- [WHAT IS ASKED]
Using the material that follows, identify and copy each line with the string "JSON".

- [Data extracted from a collection]
>> Start

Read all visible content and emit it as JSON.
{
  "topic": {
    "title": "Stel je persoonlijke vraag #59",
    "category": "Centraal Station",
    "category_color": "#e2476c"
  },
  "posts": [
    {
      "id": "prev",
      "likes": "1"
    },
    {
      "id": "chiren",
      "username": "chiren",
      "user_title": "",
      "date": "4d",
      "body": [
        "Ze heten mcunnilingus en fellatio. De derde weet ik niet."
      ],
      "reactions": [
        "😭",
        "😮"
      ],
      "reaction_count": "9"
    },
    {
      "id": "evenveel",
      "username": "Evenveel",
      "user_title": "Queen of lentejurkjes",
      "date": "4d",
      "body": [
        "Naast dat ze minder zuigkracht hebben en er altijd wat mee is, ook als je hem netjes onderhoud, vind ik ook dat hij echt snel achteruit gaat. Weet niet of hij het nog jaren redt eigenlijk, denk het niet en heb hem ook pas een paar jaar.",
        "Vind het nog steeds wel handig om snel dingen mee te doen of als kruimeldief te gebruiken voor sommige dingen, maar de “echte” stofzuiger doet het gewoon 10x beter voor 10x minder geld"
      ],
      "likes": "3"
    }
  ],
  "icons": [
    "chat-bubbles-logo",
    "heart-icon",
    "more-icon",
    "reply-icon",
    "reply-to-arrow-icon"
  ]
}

>> End
>> Start

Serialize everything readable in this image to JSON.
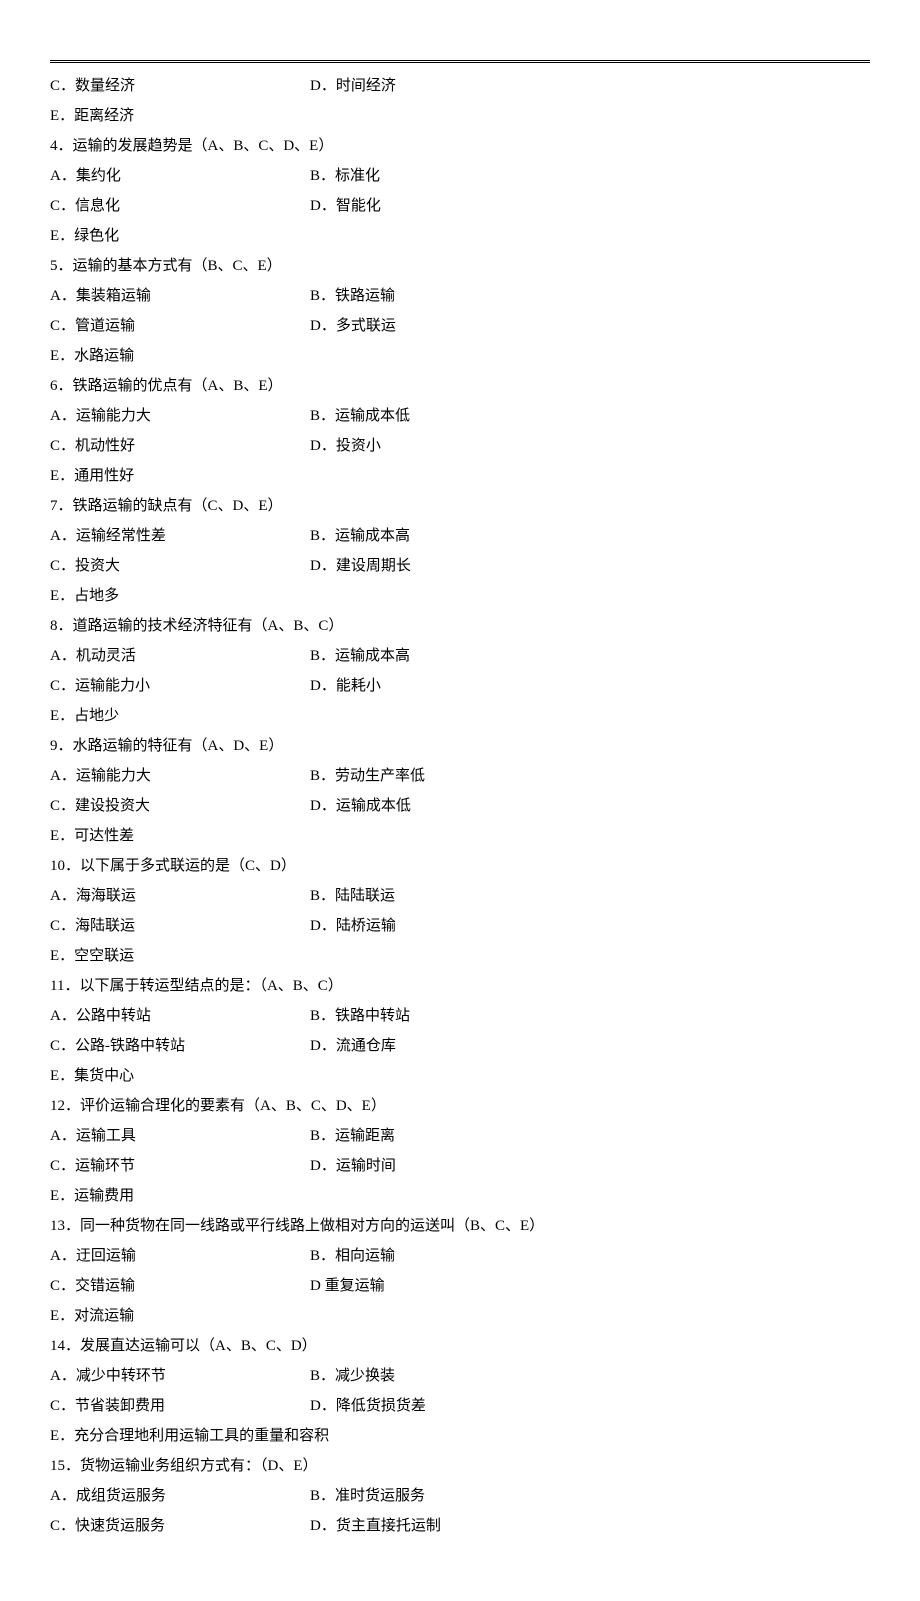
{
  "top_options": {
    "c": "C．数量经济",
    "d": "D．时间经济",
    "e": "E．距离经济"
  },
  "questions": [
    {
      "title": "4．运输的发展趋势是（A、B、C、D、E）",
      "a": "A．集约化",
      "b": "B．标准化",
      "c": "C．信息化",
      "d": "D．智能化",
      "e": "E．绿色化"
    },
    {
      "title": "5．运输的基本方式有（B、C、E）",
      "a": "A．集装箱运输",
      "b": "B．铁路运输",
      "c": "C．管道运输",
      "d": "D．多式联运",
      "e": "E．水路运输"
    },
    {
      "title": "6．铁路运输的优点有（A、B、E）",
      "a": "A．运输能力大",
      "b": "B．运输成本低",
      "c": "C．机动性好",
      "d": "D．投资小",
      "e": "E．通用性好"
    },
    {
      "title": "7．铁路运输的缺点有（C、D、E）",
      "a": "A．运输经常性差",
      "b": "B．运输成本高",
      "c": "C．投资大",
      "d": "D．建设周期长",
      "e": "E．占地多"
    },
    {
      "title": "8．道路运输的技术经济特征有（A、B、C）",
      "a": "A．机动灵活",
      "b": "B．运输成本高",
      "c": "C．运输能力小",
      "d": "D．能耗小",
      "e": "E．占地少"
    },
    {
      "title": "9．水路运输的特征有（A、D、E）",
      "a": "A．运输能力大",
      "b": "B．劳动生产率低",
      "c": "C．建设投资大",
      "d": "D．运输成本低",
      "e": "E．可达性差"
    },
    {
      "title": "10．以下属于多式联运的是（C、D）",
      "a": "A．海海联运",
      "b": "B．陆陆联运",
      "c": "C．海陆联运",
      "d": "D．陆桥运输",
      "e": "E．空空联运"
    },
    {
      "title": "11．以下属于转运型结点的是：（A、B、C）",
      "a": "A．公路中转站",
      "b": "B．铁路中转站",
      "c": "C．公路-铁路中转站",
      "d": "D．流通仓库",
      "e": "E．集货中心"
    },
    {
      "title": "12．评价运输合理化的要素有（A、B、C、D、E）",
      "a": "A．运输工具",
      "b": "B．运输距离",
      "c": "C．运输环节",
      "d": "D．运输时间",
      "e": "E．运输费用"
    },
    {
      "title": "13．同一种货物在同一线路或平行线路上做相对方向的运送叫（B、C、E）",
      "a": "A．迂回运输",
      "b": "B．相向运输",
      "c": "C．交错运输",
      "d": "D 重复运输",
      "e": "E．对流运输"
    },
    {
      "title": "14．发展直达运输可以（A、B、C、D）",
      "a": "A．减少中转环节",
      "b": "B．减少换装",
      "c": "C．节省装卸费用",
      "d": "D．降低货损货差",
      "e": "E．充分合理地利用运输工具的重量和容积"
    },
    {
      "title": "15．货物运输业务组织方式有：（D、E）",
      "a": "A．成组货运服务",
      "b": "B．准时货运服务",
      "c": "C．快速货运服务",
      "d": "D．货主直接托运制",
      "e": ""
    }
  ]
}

>> End

- [IN RESPONSE]
Read all visible content and emit it as JSON.
Serialize everything readable in this image to JSON.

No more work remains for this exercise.